»»

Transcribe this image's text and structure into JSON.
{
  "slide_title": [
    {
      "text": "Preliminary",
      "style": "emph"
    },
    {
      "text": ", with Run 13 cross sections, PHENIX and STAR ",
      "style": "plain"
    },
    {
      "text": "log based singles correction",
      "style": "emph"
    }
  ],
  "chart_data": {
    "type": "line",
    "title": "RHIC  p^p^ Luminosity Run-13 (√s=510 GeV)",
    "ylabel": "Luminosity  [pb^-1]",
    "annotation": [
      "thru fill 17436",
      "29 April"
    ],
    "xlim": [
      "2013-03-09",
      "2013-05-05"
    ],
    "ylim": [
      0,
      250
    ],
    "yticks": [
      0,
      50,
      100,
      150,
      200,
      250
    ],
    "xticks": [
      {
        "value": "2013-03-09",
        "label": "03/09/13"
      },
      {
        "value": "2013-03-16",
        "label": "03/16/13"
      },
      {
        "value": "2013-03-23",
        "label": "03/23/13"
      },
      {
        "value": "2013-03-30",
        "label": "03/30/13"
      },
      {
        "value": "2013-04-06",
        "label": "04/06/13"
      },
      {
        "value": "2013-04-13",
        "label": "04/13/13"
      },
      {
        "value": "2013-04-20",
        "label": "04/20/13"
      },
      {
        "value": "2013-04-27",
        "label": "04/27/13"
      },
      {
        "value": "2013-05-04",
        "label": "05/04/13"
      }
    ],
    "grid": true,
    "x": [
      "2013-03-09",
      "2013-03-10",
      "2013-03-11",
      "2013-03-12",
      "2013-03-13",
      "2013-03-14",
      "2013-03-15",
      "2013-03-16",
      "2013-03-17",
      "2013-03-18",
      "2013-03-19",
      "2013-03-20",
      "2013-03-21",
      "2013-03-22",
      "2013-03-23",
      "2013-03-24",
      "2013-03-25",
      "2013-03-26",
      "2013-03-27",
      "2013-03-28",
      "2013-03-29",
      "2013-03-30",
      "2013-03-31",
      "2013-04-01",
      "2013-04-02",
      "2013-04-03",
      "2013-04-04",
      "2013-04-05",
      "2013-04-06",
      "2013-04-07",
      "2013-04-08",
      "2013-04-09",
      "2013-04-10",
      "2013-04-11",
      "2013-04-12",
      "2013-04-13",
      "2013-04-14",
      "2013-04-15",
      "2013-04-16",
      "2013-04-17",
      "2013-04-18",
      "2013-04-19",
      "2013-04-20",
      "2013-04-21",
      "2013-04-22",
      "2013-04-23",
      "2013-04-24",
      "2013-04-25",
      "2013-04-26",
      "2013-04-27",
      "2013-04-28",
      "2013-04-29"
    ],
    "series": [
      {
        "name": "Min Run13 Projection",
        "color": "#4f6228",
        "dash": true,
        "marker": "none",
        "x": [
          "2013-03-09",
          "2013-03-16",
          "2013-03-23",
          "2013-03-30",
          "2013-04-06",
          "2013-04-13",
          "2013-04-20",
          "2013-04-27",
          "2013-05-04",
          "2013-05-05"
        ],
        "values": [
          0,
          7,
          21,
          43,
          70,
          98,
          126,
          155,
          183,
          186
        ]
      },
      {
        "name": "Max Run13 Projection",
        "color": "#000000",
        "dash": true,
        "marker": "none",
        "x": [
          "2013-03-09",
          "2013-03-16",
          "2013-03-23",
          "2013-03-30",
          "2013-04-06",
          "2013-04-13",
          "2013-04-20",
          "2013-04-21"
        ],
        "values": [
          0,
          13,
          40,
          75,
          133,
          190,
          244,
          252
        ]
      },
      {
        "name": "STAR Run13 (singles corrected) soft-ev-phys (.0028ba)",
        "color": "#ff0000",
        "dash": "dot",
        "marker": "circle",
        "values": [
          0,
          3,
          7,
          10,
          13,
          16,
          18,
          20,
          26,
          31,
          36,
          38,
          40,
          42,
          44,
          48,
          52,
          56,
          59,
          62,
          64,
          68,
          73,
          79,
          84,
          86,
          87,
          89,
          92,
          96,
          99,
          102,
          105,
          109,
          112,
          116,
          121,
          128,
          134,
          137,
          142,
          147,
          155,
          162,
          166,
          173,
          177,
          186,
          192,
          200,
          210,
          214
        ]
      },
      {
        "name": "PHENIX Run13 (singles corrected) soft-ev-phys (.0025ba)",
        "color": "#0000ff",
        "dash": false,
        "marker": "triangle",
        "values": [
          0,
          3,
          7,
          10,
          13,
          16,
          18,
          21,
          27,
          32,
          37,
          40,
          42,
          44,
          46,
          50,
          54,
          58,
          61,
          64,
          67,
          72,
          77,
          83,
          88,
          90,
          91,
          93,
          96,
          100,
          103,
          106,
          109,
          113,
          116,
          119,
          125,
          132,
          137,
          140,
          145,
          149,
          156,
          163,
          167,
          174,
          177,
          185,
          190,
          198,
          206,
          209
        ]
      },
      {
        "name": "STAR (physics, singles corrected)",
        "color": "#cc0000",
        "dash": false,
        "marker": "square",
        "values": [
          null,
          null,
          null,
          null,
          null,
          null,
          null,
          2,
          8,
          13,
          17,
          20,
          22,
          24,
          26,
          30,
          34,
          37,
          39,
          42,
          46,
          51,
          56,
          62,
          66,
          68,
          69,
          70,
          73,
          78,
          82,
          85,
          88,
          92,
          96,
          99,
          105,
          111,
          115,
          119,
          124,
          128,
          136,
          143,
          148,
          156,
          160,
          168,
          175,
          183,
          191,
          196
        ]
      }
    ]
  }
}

««

▶ Requirements: Copy each line in the data that holds the word "Projection".

▶ Solution below:
        "name": "Min Run13 Projection",
        "name": "Max Run13 Projection",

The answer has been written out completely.